### [DATA TO EXAMINE]
+--

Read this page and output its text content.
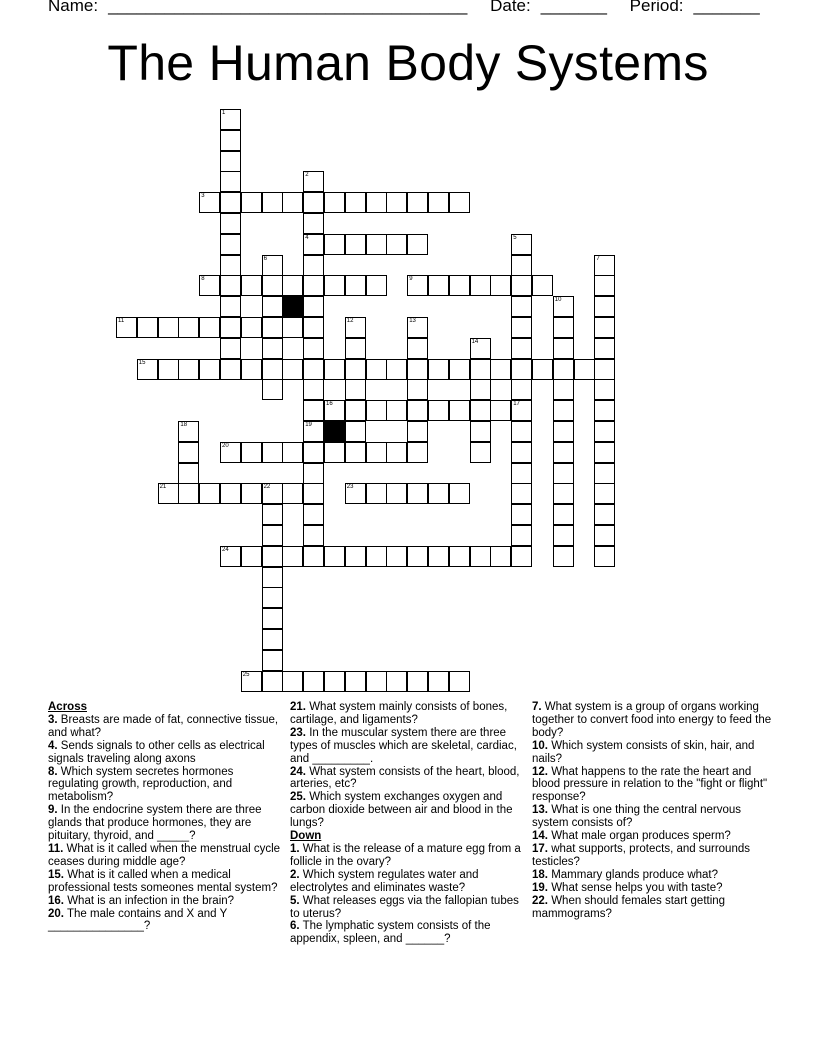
Name: ______________________________________ Date: _______ Period: _______
The Human Body Systems
1
2
4
19
3
5
17
6	7
8	9
10
11	12	13
14
15
16
18
20
21	22	23
24
25

Across

3. Breasts are made of fat, connective tissue, and what?

4. Sends signals to other cells as electrical signals traveling along axons

8. Which system secretes hormones regulating growth, reproduction, and metabolism?

9. In the endocrine system there are three glands that produce hormones, they are pituitary, thyroid, and _____?

11. What is it called when the menstrual cycle ceases during middle age?

15. What is it called when a medical professional tests someones mental system?

16. What is an infection in the brain?

20. The male contains and X and Y _______________?

21. What system mainly consists of bones, cartilage, and ligaments?

23. In the muscular system there are three types of muscles which are skeletal, cardiac, and _________.

24. What system consists of the heart, blood, arteries, etc?

25. Which system exchanges oxygen and carbon dioxide between air and blood in the lungs?

Down

1. What is the release of a mature egg from a follicle in the ovary?

2. Which system regulates water and electrolytes and eliminates waste?

5. What releases eggs via the fallopian tubes to uterus?

6. The lymphatic system consists of the appendix, spleen, and ______?

7. What system is a group of organs working together to convert food into energy to feed the body?

10. Which system consists of skin, hair, and nails?

12. What happens to the rate the heart and blood pressure in relation to the "fight or flight" response?

13. What is one thing the central nervous system consists of?

14. What male organ produces sperm?

17. what supports, protects, and surrounds testicles?

18. Mammary glands produce what?

19. What sense helps you with taste?

22. When should females start getting mammograms?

+--

### [AIM OF THE EXERCISE]
Go through the entries. Report every line that contains the word "heart".

### [RESULT OF THE TASK]
24. What system consists of the heart, blood, arteries, etc?
12. What happens to the rate the heart and blood pressure in relation to the "fight or flight" response?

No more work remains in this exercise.